» Task details
Carry on the vehicle repair parts and tools write-up below, starting after its last sentence.

Parts:  Always verify parts against your particular vehicle year and model!:


Tools:  I’m not naming them all, but you’ll need a fair amount of tools in your toolbox!:

  • Assortment size socket wrenches

  • Assortment of sockets [mainly 10mm and 13mm]

  • A Torque Wrench [I’m a stickler on this, and get a good one!]

  • Some angled box wrenches [mainly 10mm and 13mm]

  • Gasket Tack

  • A Mirror Wand.

  • Flashlight that has a head strap [you’ll look like a dork, but very useful]

  • Rubber Mallet

  • A 2 in 1 O-Ring remover [I also used this for the clips on the fuel injectors]

  • Loc-Tite Blue

  • Various drain pans for coolant

  • Small Boxes, tins or the like to put all the bolts, nuts and caps in

  • Couple empty soup cans [these work great for cleaning nuts, bolts and caps]

  • Finally, sorry if I missed something but you need a fair amount of tools and accessories so plan ahead if your tool cabinet is low on supplies.

Please Click On Any Picture Below To Enlarge That Picture.

» Data excerpts
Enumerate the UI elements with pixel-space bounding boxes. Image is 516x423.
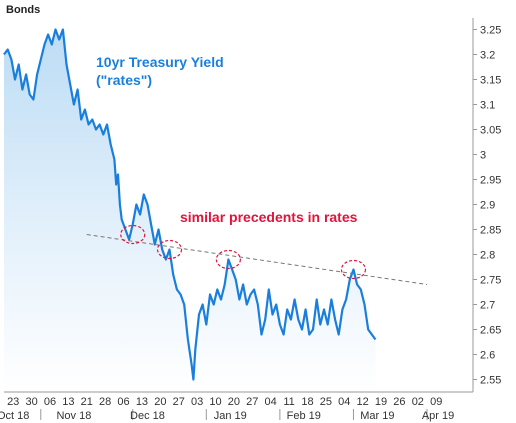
x-month-label: Feb 19 [287, 410, 321, 422]
x-month-label: Oct 18 [0, 410, 29, 422]
x-day-tick-label: 20 [228, 396, 240, 408]
y-tick-label: 2.95 [480, 175, 501, 187]
highlight-circle-2 [156, 239, 183, 260]
x-day-tick-label: 26 [393, 396, 405, 408]
series-label-line-1: 10yr Treasury Yield [96, 54, 224, 70]
y-tick-label: 2.85 [480, 225, 501, 237]
x-day-tick-label: 28 [99, 396, 111, 408]
x-month-label: Apr 19 [422, 410, 454, 422]
y-tick-label: 2.6 [480, 350, 495, 362]
y-tick-label: 2.8 [480, 250, 495, 262]
yield-line [3, 28, 377, 381]
x-day-tick-label: 13 [136, 396, 148, 408]
x-day-tick-label: 18 [301, 396, 313, 408]
highlight-circle-1 [120, 224, 146, 245]
x-day-tick-label: 12 [357, 396, 369, 408]
x-day-tick-label: 02 [412, 396, 424, 408]
x-day-tick-label: 13 [62, 396, 74, 408]
x-day-tick-label: 30 [25, 396, 37, 408]
highlight-circles [120, 224, 367, 280]
x-day-tick-label: 27 [173, 396, 185, 408]
yield-area-fill [4, 29, 376, 392]
y-axis: 3.25 3.2 3.15 3.1 3.05 3 2.95 2.9 2.85 2.8 2.75 2.7… [472, 18, 501, 392]
x-day-tick-label: 04 [265, 396, 277, 408]
series-label-line-2: ("rates") [96, 72, 152, 88]
y-tick-label: 3.2 [480, 50, 495, 62]
y-tick-label: 2.75 [480, 275, 501, 287]
y-tick-label: 3.15 [480, 75, 501, 87]
y-tick-label: 3.25 [480, 25, 501, 37]
x-day-tick-label: 19 [375, 396, 387, 408]
y-tick-label: 3.05 [480, 125, 501, 137]
y-tick-label: 3 [480, 150, 486, 162]
y-tick-label: 3.1 [480, 100, 495, 112]
x-day-tick-label: 20 [154, 396, 166, 408]
highlight-circle-3 [215, 249, 241, 270]
x-day-tick-label: 23 [7, 396, 19, 408]
x-month-label: Dec 18 [130, 410, 165, 422]
x-day-tick-label: 27 [246, 396, 258, 408]
x-day-tick-label: 04 [338, 396, 350, 408]
x-day-tick-label: 09 [430, 396, 442, 408]
annotation-text: similar precedents in rates [180, 209, 358, 225]
x-day-tick-label: 03 [191, 396, 203, 408]
x-day-tick-label: 06 [44, 396, 56, 408]
y-tick-label: 2.65 [480, 325, 501, 337]
chart-title: Bonds [6, 4, 40, 16]
x-day-tick-label: 25 [320, 396, 332, 408]
x-day-tick-label: 21 [81, 396, 93, 408]
x-month-label: Mar 19 [360, 410, 394, 422]
y-tick-label: 2.7 [480, 300, 495, 312]
y-tick-label: 2.9 [480, 200, 495, 212]
x-month-label: Nov 18 [56, 410, 91, 422]
y-tick-label: 2.55 [480, 375, 501, 387]
x-month-label: Jan 19 [214, 410, 247, 422]
plot-area [3, 28, 428, 392]
x-day-tick-label: 10 [209, 396, 221, 408]
x-axis: 23 30 06 13 21 28 06 13 20 27 03 10 20 27 04 11 18 25 04 12… [0, 391, 473, 422]
highlight-circle-4 [340, 259, 367, 280]
x-day-tick-label: 11 [283, 396, 294, 408]
trend-line [86, 234, 428, 285]
x-day-tick-label: 06 [117, 396, 129, 408]
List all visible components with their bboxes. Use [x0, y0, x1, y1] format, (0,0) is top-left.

» In response
First things first, remove the acoustic cover:
So we’ll be removing the fuel line that connects to the fuel rail on top of the intake.  This line will be under pressure, so we need to de-pressurize the system.  To do this I started the car, got out with it running and removed fuse 17 from the fuse compartment located in the engine bay.  Pull fuse 17, leave it out and let the car slowly die, then I put the fuse back in so I wouldn’t forget about it later:

Now Disconnect the Negative Battery cable in the trunk!

Now that the cars fuel system has been depressurized, and the battery has been disconnected we can remove the fuel line.  This is located behind the passenger side of the engine and attached to the firewall.  Have a metal can ready because some fuel will drain out of it, I like to use a soup can.  To disconnect this, simply push 1 towards 2 and 2 towards 1, once this is done hold the line over your disposal can and drain out the fuel:
I took a "before" pic so I could route all the wires, cable and hoses just as they were.  I guess it's my OCD, but it worked superb!

NOW STOP:  You have 2 options to thinks about here, you can drain the coolant out via the drain hose on the bottom of the radiator OR do what I did and leave it - your call.  I left it and used and old blow up pool I had had to catch all the coolant that dumps once you remove the rear accumulator.  Then once I got the valley pan cap off I scooped all the coolant out with a cup and then took shop towels to soak up what was left.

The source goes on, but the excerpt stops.